WHAT IS NEEDED >>
Omit all pictures and give the records below again exactly as written.

--*--

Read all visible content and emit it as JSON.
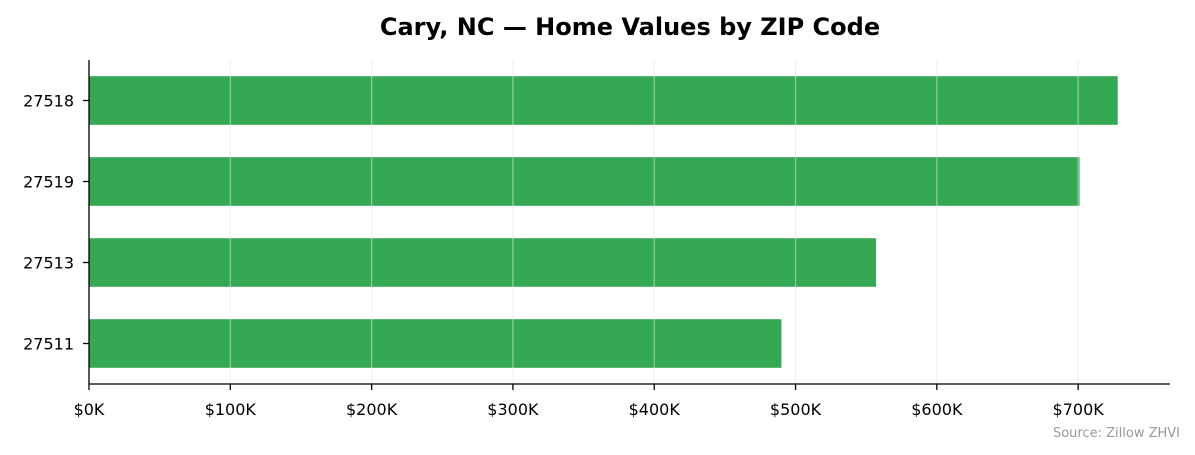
{
  "chart_data": {
    "type": "bar",
    "orientation": "horizontal",
    "title": "Cary, NC — Home Values by ZIP Code",
    "categories": [
      "27518",
      "27519",
      "27513",
      "27511"
    ],
    "values": [
      728000,
      701000,
      557000,
      490000
    ],
    "xlabel": "",
    "ylabel": "",
    "xlim": [
      0,
      765000
    ],
    "x_ticks": [
      0,
      100000,
      200000,
      300000,
      400000,
      500000,
      600000,
      700000
    ],
    "x_tick_labels": [
      "$0K",
      "$100K",
      "$200K",
      "$300K",
      "$400K",
      "$500K",
      "$600K",
      "$700K"
    ],
    "grid": "vertical",
    "bar_color": "#34a853",
    "source": "Source: Zillow ZHVI"
  }
}
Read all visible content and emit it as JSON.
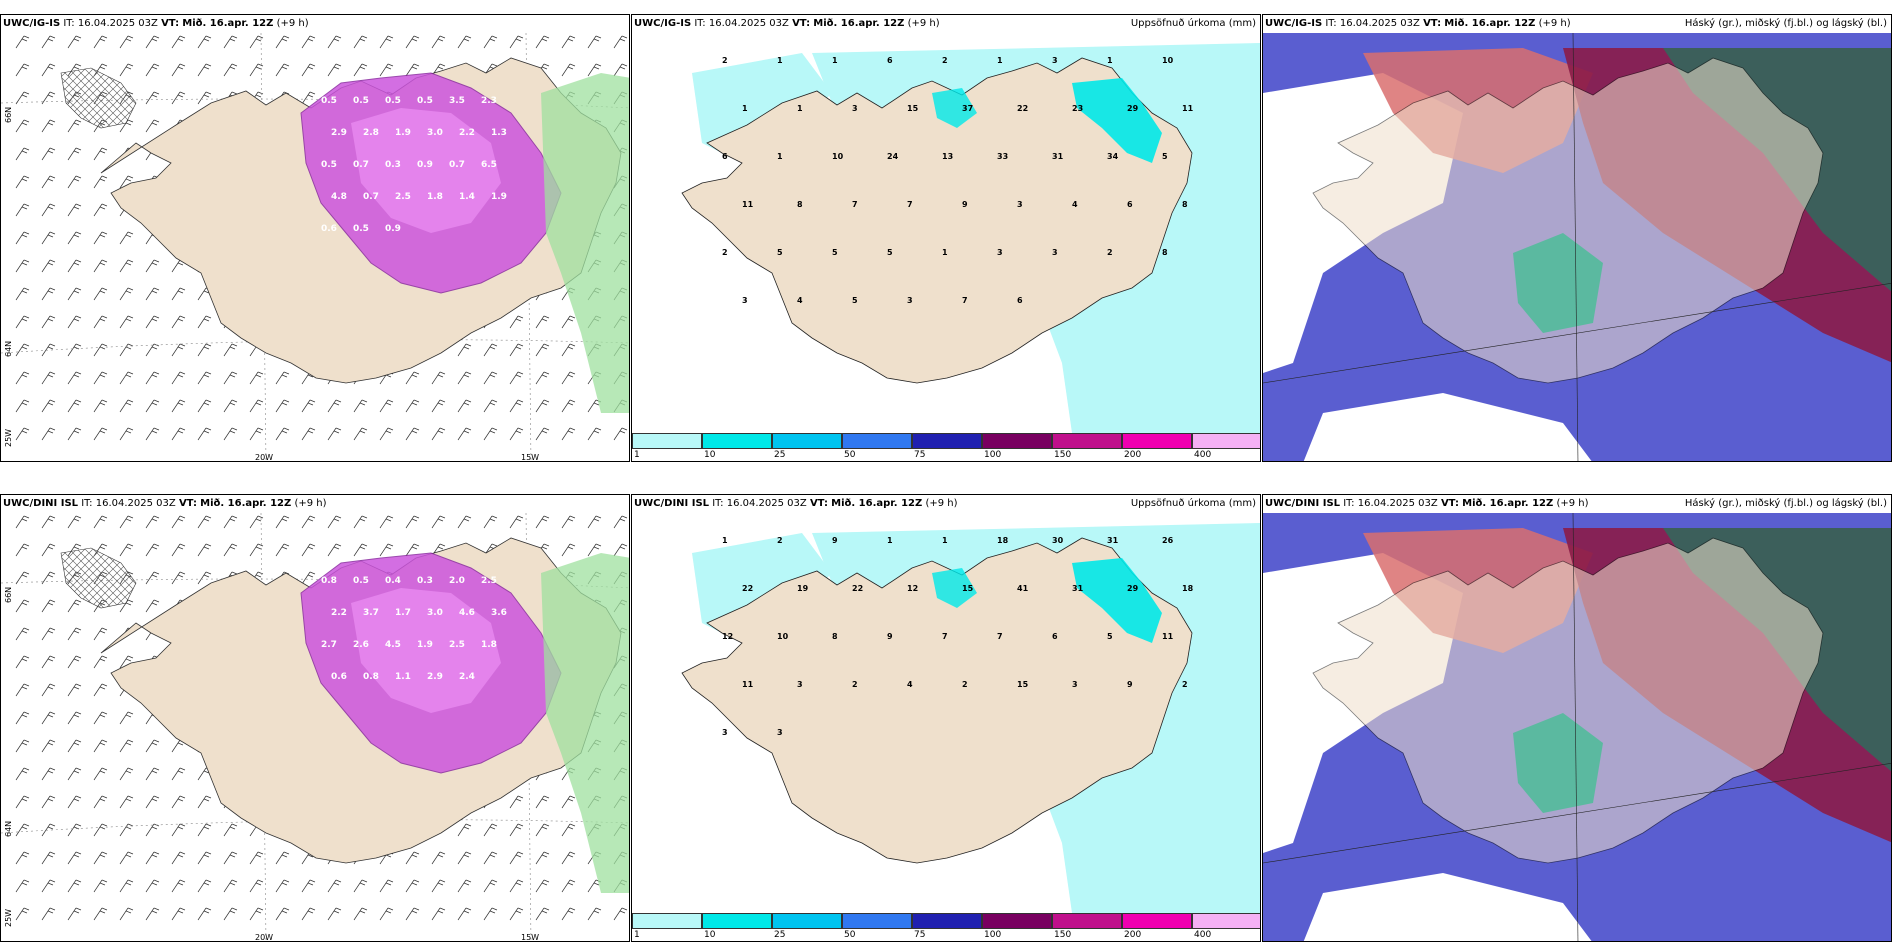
{
  "rows": [
    {
      "model": "UWC/IG-IS",
      "it_label": "IT:",
      "it": "16.04.2025 03Z",
      "vt_label": "VT:",
      "vt": "Mið. 16.apr. 12Z",
      "lead": "(+9 h)"
    },
    {
      "model": "UWC/DINI ISL",
      "it_label": "IT:",
      "it": "16.04.2025 03Z",
      "vt_label": "VT:",
      "vt": "Mið. 16.apr. 12Z",
      "lead": "(+9 h)"
    }
  ],
  "precip_title": "Uppsöfnuð úrkoma (mm)",
  "cloud_title": "Háský (gr.), miðský (fj.bl.) og lágský (bl.)",
  "colorbar": {
    "ticks": [
      "1",
      "10",
      "25",
      "50",
      "75",
      "100",
      "150",
      "200",
      "400"
    ],
    "colors": [
      "#b8f8f8",
      "#00e8e8",
      "#00c4f0",
      "#3078f0",
      "#2020b0",
      "#780060",
      "#c0108c",
      "#f000b0",
      "#f4b0f4"
    ]
  },
  "lon_labels": [
    "20W",
    "15W"
  ],
  "lat_labels": [
    "66N",
    "64N"
  ],
  "lat_left": "25W",
  "precip_values_top": [
    "2",
    "1",
    "1",
    "6",
    "2",
    "1",
    "3",
    "1",
    "10",
    "1",
    "1",
    "3",
    "15",
    "37",
    "22",
    "23",
    "29",
    "11",
    "6",
    "1",
    "10",
    "24",
    "13",
    "33",
    "31",
    "34",
    "5",
    "11",
    "8",
    "7",
    "7",
    "9",
    "3",
    "4",
    "6",
    "8",
    "2",
    "5",
    "5",
    "5",
    "1",
    "3",
    "3",
    "2",
    "8",
    "3",
    "4",
    "5",
    "3",
    "7",
    "6"
  ],
  "precip_values_bottom": [
    "1",
    "2",
    "9",
    "1",
    "1",
    "18",
    "30",
    "31",
    "26",
    "22",
    "19",
    "22",
    "12",
    "15",
    "41",
    "31",
    "29",
    "18",
    "12",
    "10",
    "8",
    "9",
    "7",
    "7",
    "6",
    "5",
    "11",
    "11",
    "3",
    "2",
    "4",
    "2",
    "15",
    "3",
    "9",
    "2",
    "3",
    "3"
  ],
  "snow_values_top": [
    "0.5",
    "0.5",
    "0.5",
    "0.5",
    "3.5",
    "2.3",
    "2.9",
    "2.8",
    "1.9",
    "3.0",
    "2.2",
    "1.3",
    "0.5",
    "0.7",
    "0.3",
    "0.9",
    "0.7",
    "6.5",
    "4.8",
    "0.7",
    "2.5",
    "1.8",
    "1.4",
    "1.9",
    "0.6",
    "0.5",
    "0.9"
  ],
  "snow_values_bottom": [
    "0.8",
    "0.5",
    "0.4",
    "0.3",
    "2.0",
    "2.5",
    "2.2",
    "3.7",
    "1.7",
    "3.0",
    "4.6",
    "3.6",
    "2.7",
    "2.6",
    "4.5",
    "1.9",
    "2.5",
    "1.8",
    "0.6",
    "0.8",
    "1.1",
    "2.9",
    "2.4"
  ]
}
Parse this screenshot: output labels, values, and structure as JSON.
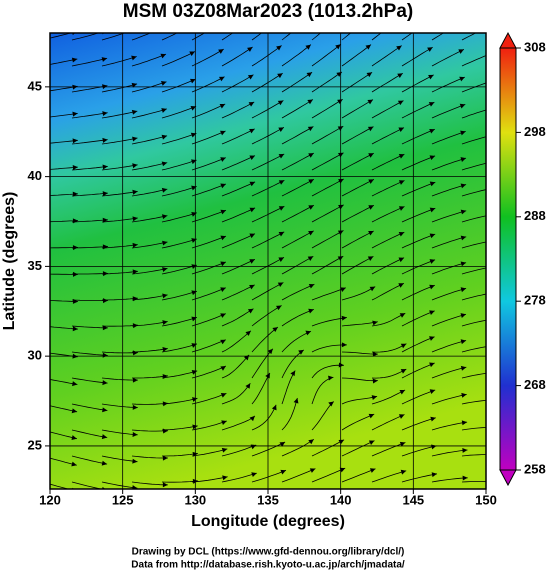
{
  "chart_data": {
    "type": "map",
    "title": "MSM 03Z08Mar2023 (1013.2hPa)",
    "x_label": "Longitude (degrees)",
    "y_label": "Latitude  (degrees)",
    "xlim": [
      120,
      150
    ],
    "xticks": [
      120,
      125,
      130,
      135,
      140,
      145,
      150
    ],
    "ylim": [
      22.6,
      48
    ],
    "yticks": [
      25,
      30,
      35,
      40,
      45
    ],
    "grid": true,
    "colorbar": {
      "lim": [
        258,
        308
      ],
      "ticks": [
        258,
        268,
        278,
        288,
        298,
        308
      ]
    },
    "credits": [
      "Drawing by DCL (https://www.gfd-dennou.org/library/dcl/)",
      "Data from http://database.rish.kyoto-u.ac.jp/arch/jmadata/"
    ]
  }
}
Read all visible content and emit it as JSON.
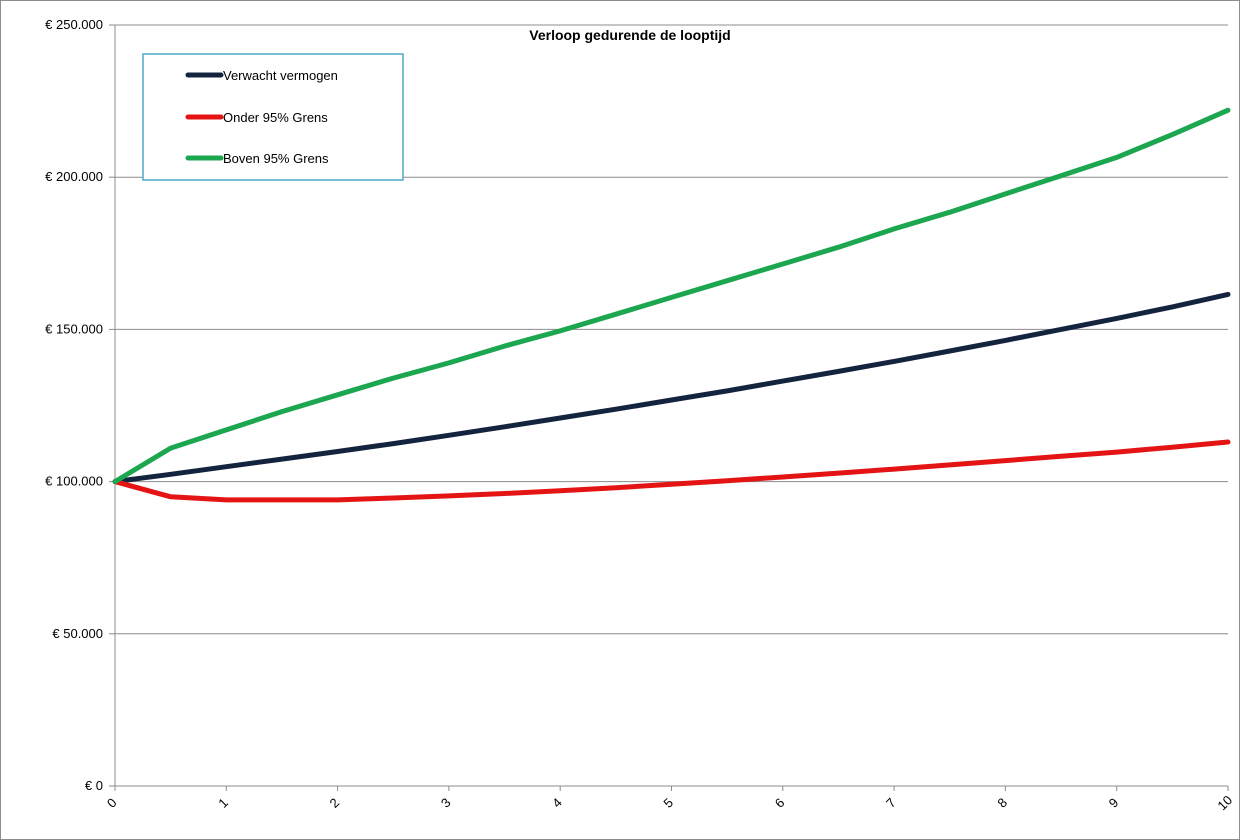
{
  "chart_data": {
    "type": "line",
    "title": "Verloop gedurende de looptijd",
    "xlabel": "",
    "ylabel": "",
    "x": [
      0,
      0.5,
      1,
      1.5,
      2,
      2.5,
      3,
      3.5,
      4,
      4.5,
      5,
      5.5,
      6,
      6.5,
      7,
      7.5,
      8,
      8.5,
      9,
      9.5,
      10
    ],
    "x_ticks": [
      "0",
      "1",
      "2",
      "3",
      "4",
      "5",
      "6",
      "7",
      "8",
      "9",
      "10"
    ],
    "xlim": [
      0,
      10
    ],
    "ylim": [
      0,
      250000
    ],
    "y_ticks": [
      "€ 0",
      "€ 50.000",
      "€ 100.000",
      "€ 150.000",
      "€ 200.000",
      "€ 250.000"
    ],
    "grid": true,
    "legend_position": "top-left",
    "series": [
      {
        "name": "Verwacht vermogen",
        "color": "#14243e",
        "values": [
          100000,
          102400,
          104900,
          107400,
          109900,
          112500,
          115200,
          118000,
          120900,
          123800,
          126800,
          129800,
          133000,
          136200,
          139500,
          142900,
          146400,
          150000,
          153600,
          157400,
          161500
        ]
      },
      {
        "name": "Onder 95% Grens",
        "color": "#e41414",
        "values": [
          100000,
          95000,
          94000,
          94000,
          94000,
          94600,
          95300,
          96100,
          97000,
          98000,
          99100,
          100300,
          101500,
          102800,
          104100,
          105500,
          106900,
          108300,
          109700,
          111300,
          113000
        ]
      },
      {
        "name": "Boven 95% Grens",
        "color": "#1da650",
        "values": [
          100000,
          111000,
          117000,
          123000,
          128500,
          134000,
          139000,
          144500,
          149500,
          155000,
          160500,
          166000,
          171500,
          177000,
          183000,
          188500,
          194500,
          200500,
          206500,
          214000,
          222000
        ]
      }
    ]
  }
}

--*--

THE COMPLETED TASK >>
Read all visible content and emit it as JSON.
{
  "chart_data": {
    "type": "bar",
    "orientation": "horizontal",
    "title": "Cary, NC — Home Values by ZIP Code",
    "categories": [
      "27518",
      "27519",
      "27513",
      "27511"
    ],
    "values": [
      728000,
      701000,
      557000,
      490000
    ],
    "xlabel": "",
    "ylabel": "",
    "xlim": [
      0,
      765000
    ],
    "x_ticks": [
      0,
      100000,
      200000,
      300000,
      400000,
      500000,
      600000,
      700000
    ],
    "x_tick_labels": [
      "$0K",
      "$100K",
      "$200K",
      "$300K",
      "$400K",
      "$500K",
      "$600K",
      "$700K"
    ],
    "grid": "vertical",
    "bar_color": "#34a853",
    "source": "Source: Zillow ZHVI"
  }
}
Read all visible content and emit it as JSON.
{
  "rows": [
    {
      "model": "UWC/IG-IS",
      "it_label": "IT:",
      "it": "16.04.2025 03Z",
      "vt_label": "VT:",
      "vt": "Mið. 16.apr. 12Z",
      "lead": "(+9 h)"
    },
    {
      "model": "UWC/DINI ISL",
      "it_label": "IT:",
      "it": "16.04.2025 03Z",
      "vt_label": "VT:",
      "vt": "Mið. 16.apr. 12Z",
      "lead": "(+9 h)"
    }
  ],
  "precip_title": "Uppsöfnuð úrkoma (mm)",
  "cloud_title": "Háský (gr.), miðský (fj.bl.) og lágský (bl.)",
  "colorbar": {
    "ticks": [
      "1",
      "10",
      "25",
      "50",
      "75",
      "100",
      "150",
      "200",
      "400"
    ],
    "colors": [
      "#b8f8f8",
      "#00e8e8",
      "#00c4f0",
      "#3078f0",
      "#2020b0",
      "#780060",
      "#c0108c",
      "#f000b0",
      "#f4b0f4"
    ]
  },
  "lon_labels": [
    "20W",
    "15W"
  ],
  "lat_labels": [
    "66N",
    "64N"
  ],
  "lat_left": "25W",
  "precip_values_top": [
    "2",
    "1",
    "1",
    "6",
    "2",
    "1",
    "3",
    "1",
    "10",
    "1",
    "1",
    "3",
    "15",
    "37",
    "22",
    "23",
    "29",
    "11",
    "6",
    "1",
    "10",
    "24",
    "13",
    "33",
    "31",
    "34",
    "5",
    "11",
    "8",
    "7",
    "7",
    "9",
    "3",
    "4",
    "6",
    "8",
    "2",
    "5",
    "5",
    "5",
    "1",
    "3",
    "3",
    "2",
    "8",
    "3",
    "4",
    "5",
    "3",
    "7",
    "6"
  ],
  "precip_values_bottom": [
    "1",
    "2",
    "9",
    "1",
    "1",
    "18",
    "30",
    "31",
    "26",
    "22",
    "19",
    "22",
    "12",
    "15",
    "41",
    "31",
    "29",
    "18",
    "12",
    "10",
    "8",
    "9",
    "7",
    "7",
    "6",
    "5",
    "11",
    "11",
    "3",
    "2",
    "4",
    "2",
    "15",
    "3",
    "9",
    "2",
    "3",
    "3"
  ],
  "snow_values_top": [
    "0.5",
    "0.5",
    "0.5",
    "0.5",
    "3.5",
    "2.3",
    "2.9",
    "2.8",
    "1.9",
    "3.0",
    "2.2",
    "1.3",
    "0.5",
    "0.7",
    "0.3",
    "0.9",
    "0.7",
    "6.5",
    "4.8",
    "0.7",
    "2.5",
    "1.8",
    "1.4",
    "1.9",
    "0.6",
    "0.5",
    "0.9"
  ],
  "snow_values_bottom": [
    "0.8",
    "0.5",
    "0.4",
    "0.3",
    "2.0",
    "2.5",
    "2.2",
    "3.7",
    "1.7",
    "3.0",
    "4.6",
    "3.6",
    "2.7",
    "2.6",
    "4.5",
    "1.9",
    "2.5",
    "1.8",
    "0.6",
    "0.8",
    "1.1",
    "2.9",
    "2.4"
  ]
}
Parse this screenshot: output labels, values, and structure as JSON.
{
  "chart_data": {
    "type": "map",
    "title": "MSM 03Z08Mar2023 (1013.2hPa)",
    "x_label": "Longitude (degrees)",
    "y_label": "Latitude  (degrees)",
    "xlim": [
      120,
      150
    ],
    "xticks": [
      120,
      125,
      130,
      135,
      140,
      145,
      150
    ],
    "ylim": [
      22.6,
      48
    ],
    "yticks": [
      25,
      30,
      35,
      40,
      45
    ],
    "grid": true,
    "colorbar": {
      "lim": [
        258,
        308
      ],
      "ticks": [
        258,
        268,
        278,
        288,
        298,
        308
      ]
    },
    "credits": [
      "Drawing by DCL (https://www.gfd-dennou.org/library/dcl/)",
      "Data from http://database.rish.kyoto-u.ac.jp/arch/jmadata/"
    ]
  }
}
Read all visible content and emit it as JSON.
{
  "chart_data": {
    "type": "line",
    "title": "Verloop gedurende de looptijd",
    "xlabel": "",
    "ylabel": "",
    "x": [
      0,
      0.5,
      1,
      1.5,
      2,
      2.5,
      3,
      3.5,
      4,
      4.5,
      5,
      5.5,
      6,
      6.5,
      7,
      7.5,
      8,
      8.5,
      9,
      9.5,
      10
    ],
    "x_ticks": [
      "0",
      "1",
      "2",
      "3",
      "4",
      "5",
      "6",
      "7",
      "8",
      "9",
      "10"
    ],
    "xlim": [
      0,
      10
    ],
    "ylim": [
      0,
      250000
    ],
    "y_ticks": [
      "€ 0",
      "€ 50.000",
      "€ 100.000",
      "€ 150.000",
      "€ 200.000",
      "€ 250.000"
    ],
    "grid": true,
    "legend_position": "top-left",
    "series": [
      {
        "name": "Verwacht vermogen",
        "color": "#14243e",
        "values": [
          100000,
          102400,
          104900,
          107400,
          109900,
          112500,
          115200,
          118000,
          120900,
          123800,
          126800,
          129800,
          133000,
          136200,
          139500,
          142900,
          146400,
          150000,
          153600,
          157400,
          161500
        ]
      },
      {
        "name": "Onder 95% Grens",
        "color": "#e41414",
        "values": [
          100000,
          95000,
          94000,
          94000,
          94000,
          94600,
          95300,
          96100,
          97000,
          98000,
          99100,
          100300,
          101500,
          102800,
          104100,
          105500,
          106900,
          108300,
          109700,
          111300,
          113000
        ]
      },
      {
        "name": "Boven 95% Grens",
        "color": "#1da650",
        "values": [
          100000,
          111000,
          117000,
          123000,
          128500,
          134000,
          139000,
          144500,
          149500,
          155000,
          160500,
          166000,
          171500,
          177000,
          183000,
          188500,
          194500,
          200500,
          206500,
          214000,
          222000
        ]
      }
    ]
  }
}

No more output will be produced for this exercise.